--- Begin Supplied entries ---

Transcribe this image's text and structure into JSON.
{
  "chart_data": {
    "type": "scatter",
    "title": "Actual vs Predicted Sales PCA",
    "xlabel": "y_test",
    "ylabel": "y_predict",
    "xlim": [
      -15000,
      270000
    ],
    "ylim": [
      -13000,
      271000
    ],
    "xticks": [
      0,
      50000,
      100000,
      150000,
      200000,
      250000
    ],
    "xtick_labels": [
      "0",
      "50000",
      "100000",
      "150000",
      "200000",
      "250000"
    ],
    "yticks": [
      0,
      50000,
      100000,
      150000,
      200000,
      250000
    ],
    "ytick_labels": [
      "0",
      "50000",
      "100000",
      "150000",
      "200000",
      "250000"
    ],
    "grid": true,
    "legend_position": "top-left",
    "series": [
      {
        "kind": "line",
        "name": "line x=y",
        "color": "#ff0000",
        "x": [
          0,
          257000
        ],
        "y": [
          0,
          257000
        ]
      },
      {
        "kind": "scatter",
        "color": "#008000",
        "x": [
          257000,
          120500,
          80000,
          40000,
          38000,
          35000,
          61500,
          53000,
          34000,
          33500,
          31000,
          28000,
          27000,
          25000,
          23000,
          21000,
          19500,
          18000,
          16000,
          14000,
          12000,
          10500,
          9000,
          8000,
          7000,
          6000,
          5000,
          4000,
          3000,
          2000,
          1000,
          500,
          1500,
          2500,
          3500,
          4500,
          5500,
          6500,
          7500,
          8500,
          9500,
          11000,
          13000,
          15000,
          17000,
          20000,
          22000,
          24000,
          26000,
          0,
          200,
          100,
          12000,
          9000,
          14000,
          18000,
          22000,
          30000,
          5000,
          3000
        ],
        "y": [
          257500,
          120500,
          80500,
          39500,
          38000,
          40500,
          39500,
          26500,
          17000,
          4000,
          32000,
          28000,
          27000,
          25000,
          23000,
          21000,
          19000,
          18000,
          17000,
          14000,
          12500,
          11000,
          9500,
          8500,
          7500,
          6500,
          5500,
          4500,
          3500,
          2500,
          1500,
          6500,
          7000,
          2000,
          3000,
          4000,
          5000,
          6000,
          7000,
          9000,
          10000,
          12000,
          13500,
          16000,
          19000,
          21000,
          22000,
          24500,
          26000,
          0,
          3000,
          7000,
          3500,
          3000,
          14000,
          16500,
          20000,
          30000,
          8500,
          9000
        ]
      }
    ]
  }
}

--- End Supplied entries ---

### Given exercise
Restate the whole of the material exactly.

### Response for this exercise
Transcribe this image's text and structure into JSON.
{
  "chart_data": {
    "type": "scatter",
    "title": "Actual vs Predicted Sales PCA",
    "xlabel": "y_test",
    "ylabel": "y_predict",
    "xlim": [
      -15000,
      270000
    ],
    "ylim": [
      -13000,
      271000
    ],
    "xticks": [
      0,
      50000,
      100000,
      150000,
      200000,
      250000
    ],
    "xtick_labels": [
      "0",
      "50000",
      "100000",
      "150000",
      "200000",
      "250000"
    ],
    "yticks": [
      0,
      50000,
      100000,
      150000,
      200000,
      250000
    ],
    "ytick_labels": [
      "0",
      "50000",
      "100000",
      "150000",
      "200000",
      "250000"
    ],
    "grid": true,
    "legend_position": "top-left",
    "series": [
      {
        "kind": "line",
        "name": "line x=y",
        "color": "#ff0000",
        "x": [
          0,
          257000
        ],
        "y": [
          0,
          257000
        ]
      },
      {
        "kind": "scatter",
        "color": "#008000",
        "x": [
          257000,
          120500,
          80000,
          40000,
          38000,
          35000,
          61500,
          53000,
          34000,
          33500,
          31000,
          28000,
          27000,
          25000,
          23000,
          21000,
          19500,
          18000,
          16000,
          14000,
          12000,
          10500,
          9000,
          8000,
          7000,
          6000,
          5000,
          4000,
          3000,
          2000,
          1000,
          500,
          1500,
          2500,
          3500,
          4500,
          5500,
          6500,
          7500,
          8500,
          9500,
          11000,
          13000,
          15000,
          17000,
          20000,
          22000,
          24000,
          26000,
          0,
          200,
          100,
          12000,
          9000,
          14000,
          18000,
          22000,
          30000,
          5000,
          3000
        ],
        "y": [
          257500,
          120500,
          80500,
          39500,
          38000,
          40500,
          39500,
          26500,
          17000,
          4000,
          32000,
          28000,
          27000,
          25000,
          23000,
          21000,
          19000,
          18000,
          17000,
          14000,
          12500,
          11000,
          9500,
          8500,
          7500,
          6500,
          5500,
          4500,
          3500,
          2500,
          1500,
          6500,
          7000,
          2000,
          3000,
          4000,
          5000,
          6000,
          7000,
          9000,
          10000,
          12000,
          13500,
          16000,
          19000,
          21000,
          22000,
          24500,
          26000,
          0,
          3000,
          7000,
          3500,
          3000,
          14000,
          16500,
          20000,
          30000,
          8500,
          9000
        ]
      }
    ]
  }
}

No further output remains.